THE TASK: In the records below, pick out all lines containing the word "General".

ROWS:
^^^^^^^^
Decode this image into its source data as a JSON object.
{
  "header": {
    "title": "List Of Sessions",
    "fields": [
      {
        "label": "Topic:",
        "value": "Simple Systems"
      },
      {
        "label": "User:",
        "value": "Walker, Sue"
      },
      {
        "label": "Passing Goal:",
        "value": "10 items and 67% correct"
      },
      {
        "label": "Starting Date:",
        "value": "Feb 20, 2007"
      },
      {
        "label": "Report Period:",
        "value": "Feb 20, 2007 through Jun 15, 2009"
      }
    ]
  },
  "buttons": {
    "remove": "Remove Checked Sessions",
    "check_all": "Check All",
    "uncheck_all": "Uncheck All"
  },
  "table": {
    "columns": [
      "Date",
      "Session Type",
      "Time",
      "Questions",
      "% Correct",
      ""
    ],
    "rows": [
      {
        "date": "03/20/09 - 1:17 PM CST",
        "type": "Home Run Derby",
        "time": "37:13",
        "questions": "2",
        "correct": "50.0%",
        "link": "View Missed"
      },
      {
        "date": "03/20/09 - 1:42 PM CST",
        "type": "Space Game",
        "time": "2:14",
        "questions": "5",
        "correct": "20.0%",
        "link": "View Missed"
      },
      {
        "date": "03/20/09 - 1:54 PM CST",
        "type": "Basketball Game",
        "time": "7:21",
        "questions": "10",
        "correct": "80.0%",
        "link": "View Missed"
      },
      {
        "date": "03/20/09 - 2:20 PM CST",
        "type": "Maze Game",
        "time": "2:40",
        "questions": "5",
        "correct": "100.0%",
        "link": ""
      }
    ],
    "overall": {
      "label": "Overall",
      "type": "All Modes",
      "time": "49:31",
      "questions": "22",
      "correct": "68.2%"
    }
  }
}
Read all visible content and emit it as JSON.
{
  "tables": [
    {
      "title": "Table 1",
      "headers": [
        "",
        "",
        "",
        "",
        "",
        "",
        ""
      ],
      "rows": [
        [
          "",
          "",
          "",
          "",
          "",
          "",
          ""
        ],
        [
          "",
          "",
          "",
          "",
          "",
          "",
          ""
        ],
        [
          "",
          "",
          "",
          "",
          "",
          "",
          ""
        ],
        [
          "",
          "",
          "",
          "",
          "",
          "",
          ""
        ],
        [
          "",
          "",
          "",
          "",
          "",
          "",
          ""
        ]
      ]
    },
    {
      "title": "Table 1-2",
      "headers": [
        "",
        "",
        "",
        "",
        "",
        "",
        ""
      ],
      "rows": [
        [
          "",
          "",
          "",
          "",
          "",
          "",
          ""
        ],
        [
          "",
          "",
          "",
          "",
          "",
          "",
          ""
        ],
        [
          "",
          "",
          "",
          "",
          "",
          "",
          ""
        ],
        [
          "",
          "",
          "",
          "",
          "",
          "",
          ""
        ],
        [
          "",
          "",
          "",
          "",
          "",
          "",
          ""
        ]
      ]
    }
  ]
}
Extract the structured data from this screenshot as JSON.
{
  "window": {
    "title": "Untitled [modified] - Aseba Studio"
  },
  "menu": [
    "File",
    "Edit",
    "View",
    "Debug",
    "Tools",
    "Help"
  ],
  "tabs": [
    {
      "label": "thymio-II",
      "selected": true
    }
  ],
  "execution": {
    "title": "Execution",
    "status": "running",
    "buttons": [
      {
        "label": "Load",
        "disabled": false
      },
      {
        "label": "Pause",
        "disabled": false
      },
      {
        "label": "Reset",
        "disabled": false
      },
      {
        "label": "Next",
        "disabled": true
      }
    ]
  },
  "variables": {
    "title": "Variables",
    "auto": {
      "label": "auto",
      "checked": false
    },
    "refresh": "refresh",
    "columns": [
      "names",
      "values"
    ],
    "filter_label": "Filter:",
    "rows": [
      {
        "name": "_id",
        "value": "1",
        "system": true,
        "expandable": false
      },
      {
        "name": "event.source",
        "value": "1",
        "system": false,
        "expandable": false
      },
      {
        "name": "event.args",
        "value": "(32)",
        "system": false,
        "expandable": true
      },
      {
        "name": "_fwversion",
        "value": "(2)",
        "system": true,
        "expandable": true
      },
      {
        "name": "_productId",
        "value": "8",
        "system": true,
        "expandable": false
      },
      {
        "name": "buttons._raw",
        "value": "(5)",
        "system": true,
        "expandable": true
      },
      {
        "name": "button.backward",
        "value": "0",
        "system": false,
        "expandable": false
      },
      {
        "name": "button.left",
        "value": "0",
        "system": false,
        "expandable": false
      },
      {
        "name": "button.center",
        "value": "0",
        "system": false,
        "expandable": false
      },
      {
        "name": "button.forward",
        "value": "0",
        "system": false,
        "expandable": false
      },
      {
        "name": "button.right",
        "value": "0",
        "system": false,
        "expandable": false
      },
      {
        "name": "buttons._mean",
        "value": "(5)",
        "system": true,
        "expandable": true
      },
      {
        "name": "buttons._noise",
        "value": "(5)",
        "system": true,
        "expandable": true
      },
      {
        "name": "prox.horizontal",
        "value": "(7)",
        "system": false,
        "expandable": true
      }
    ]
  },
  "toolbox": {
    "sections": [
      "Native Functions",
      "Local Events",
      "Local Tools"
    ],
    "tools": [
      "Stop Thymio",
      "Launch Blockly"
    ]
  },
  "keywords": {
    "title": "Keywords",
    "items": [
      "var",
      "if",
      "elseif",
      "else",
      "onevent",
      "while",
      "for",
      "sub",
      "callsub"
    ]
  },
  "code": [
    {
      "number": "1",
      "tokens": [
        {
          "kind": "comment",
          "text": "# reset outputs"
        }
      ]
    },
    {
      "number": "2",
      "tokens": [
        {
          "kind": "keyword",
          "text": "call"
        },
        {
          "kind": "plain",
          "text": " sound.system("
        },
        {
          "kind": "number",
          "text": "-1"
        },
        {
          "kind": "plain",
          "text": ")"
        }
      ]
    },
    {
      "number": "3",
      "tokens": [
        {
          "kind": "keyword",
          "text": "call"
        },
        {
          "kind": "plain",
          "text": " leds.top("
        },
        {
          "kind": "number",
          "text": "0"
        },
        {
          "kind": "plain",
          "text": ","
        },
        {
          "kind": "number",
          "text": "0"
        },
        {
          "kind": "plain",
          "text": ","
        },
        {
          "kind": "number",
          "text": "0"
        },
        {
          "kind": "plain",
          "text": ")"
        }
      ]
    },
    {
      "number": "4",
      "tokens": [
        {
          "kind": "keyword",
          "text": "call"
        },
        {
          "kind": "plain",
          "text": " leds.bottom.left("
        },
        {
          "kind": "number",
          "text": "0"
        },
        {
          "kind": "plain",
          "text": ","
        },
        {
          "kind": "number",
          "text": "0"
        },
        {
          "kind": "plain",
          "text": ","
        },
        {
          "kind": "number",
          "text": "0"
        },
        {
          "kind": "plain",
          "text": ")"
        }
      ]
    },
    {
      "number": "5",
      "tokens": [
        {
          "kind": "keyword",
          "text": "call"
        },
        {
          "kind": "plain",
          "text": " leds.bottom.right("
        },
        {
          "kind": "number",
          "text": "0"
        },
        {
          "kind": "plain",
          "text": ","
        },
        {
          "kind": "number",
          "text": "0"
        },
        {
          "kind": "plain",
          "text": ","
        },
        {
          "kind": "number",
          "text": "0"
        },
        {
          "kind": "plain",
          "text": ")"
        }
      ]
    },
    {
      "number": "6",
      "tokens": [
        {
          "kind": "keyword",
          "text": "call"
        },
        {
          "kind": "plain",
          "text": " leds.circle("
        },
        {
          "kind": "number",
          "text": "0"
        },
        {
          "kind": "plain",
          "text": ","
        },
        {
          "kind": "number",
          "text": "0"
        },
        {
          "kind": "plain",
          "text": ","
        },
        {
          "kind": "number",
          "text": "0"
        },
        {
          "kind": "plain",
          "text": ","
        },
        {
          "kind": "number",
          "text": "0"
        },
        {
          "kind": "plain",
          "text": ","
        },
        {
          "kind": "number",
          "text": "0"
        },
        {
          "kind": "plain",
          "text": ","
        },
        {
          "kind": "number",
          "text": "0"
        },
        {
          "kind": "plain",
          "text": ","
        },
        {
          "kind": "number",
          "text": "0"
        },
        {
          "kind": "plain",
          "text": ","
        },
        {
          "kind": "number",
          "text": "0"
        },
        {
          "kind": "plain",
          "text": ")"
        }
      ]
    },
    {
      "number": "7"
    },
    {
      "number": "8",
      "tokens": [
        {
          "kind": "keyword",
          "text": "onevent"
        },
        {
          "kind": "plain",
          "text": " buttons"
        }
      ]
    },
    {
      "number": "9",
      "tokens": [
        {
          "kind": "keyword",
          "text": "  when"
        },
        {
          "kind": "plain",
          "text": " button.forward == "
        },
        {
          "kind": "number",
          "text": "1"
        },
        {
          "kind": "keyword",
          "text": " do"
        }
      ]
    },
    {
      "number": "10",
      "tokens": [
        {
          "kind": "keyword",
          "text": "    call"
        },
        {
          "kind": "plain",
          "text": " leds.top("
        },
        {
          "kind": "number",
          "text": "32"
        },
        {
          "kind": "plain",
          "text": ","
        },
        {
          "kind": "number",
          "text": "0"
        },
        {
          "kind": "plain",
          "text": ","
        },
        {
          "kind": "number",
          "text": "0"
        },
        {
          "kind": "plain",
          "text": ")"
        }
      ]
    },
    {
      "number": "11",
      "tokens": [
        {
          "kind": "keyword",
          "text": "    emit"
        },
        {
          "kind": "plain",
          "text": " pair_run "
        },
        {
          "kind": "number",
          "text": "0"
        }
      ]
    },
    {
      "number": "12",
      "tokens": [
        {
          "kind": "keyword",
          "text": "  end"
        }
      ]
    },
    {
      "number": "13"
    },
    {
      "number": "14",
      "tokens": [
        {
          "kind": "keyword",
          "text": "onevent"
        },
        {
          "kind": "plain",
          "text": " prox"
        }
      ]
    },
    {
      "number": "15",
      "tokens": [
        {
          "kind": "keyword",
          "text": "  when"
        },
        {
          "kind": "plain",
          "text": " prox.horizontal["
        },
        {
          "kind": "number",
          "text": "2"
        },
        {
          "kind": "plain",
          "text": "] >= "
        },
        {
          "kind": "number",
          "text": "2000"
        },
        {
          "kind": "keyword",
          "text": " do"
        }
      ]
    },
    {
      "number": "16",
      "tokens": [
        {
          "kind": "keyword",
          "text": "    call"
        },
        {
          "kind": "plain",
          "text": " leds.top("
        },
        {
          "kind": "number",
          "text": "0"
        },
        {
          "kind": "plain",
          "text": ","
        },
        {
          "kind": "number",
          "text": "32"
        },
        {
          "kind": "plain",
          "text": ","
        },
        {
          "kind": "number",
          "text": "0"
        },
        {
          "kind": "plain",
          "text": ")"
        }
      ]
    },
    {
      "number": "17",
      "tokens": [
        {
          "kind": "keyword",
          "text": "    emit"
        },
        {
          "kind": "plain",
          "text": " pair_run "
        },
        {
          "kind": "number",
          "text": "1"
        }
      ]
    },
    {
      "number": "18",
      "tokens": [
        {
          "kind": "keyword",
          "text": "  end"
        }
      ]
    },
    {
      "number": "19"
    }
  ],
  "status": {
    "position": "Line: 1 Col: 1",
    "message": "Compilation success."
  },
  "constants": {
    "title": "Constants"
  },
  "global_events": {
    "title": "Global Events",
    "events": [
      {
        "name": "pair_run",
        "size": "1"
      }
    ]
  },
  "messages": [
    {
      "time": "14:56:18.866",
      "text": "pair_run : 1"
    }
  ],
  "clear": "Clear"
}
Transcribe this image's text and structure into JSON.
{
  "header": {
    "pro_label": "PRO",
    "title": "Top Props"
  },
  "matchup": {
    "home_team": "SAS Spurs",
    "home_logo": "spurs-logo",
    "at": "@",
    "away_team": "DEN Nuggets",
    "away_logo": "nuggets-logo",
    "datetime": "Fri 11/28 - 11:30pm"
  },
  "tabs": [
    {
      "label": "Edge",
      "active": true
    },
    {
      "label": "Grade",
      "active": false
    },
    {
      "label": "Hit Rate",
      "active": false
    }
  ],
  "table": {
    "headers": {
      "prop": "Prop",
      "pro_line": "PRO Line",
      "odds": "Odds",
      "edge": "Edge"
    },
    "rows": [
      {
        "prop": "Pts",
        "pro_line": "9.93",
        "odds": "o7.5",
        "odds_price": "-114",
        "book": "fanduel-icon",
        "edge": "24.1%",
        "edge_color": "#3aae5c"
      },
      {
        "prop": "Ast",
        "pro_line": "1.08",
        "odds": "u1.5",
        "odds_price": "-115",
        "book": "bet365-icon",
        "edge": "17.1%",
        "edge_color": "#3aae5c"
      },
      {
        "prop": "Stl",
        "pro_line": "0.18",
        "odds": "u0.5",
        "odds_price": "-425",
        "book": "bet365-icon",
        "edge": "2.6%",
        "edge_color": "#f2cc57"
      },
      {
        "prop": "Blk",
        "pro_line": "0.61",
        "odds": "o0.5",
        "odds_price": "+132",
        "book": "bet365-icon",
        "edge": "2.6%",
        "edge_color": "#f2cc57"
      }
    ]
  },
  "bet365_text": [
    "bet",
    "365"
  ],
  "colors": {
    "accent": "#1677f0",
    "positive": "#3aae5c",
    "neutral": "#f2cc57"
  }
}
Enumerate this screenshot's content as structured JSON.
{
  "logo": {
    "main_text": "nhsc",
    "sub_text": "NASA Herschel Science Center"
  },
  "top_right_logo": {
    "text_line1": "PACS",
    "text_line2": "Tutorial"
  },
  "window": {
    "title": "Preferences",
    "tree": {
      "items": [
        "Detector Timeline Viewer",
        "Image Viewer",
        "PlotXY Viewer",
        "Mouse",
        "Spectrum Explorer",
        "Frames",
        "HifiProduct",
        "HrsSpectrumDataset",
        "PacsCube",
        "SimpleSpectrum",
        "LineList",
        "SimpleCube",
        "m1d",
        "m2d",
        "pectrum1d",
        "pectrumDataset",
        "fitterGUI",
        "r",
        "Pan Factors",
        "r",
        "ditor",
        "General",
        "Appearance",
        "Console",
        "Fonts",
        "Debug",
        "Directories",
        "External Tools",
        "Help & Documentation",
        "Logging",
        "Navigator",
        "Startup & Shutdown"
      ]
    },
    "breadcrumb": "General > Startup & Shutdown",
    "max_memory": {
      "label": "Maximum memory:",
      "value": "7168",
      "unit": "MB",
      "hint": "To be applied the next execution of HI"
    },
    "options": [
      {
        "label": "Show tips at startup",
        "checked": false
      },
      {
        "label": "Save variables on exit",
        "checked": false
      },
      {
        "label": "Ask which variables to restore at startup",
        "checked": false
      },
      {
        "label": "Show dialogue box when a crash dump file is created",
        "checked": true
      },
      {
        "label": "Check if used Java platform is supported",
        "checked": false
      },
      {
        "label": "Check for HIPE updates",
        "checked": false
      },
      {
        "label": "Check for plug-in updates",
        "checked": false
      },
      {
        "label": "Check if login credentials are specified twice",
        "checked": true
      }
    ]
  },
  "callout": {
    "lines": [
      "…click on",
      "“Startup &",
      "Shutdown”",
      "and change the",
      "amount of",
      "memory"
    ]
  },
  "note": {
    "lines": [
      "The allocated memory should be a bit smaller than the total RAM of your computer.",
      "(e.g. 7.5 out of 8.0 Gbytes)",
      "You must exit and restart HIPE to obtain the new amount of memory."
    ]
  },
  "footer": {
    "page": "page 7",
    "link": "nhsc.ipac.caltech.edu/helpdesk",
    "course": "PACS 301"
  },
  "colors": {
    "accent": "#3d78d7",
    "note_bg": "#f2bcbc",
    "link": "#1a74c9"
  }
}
^^^^^^^^
OUTPUT FOR THIS EXERCISE:
        "General",
    "breadcrumb": "General > Startup & Shutdown",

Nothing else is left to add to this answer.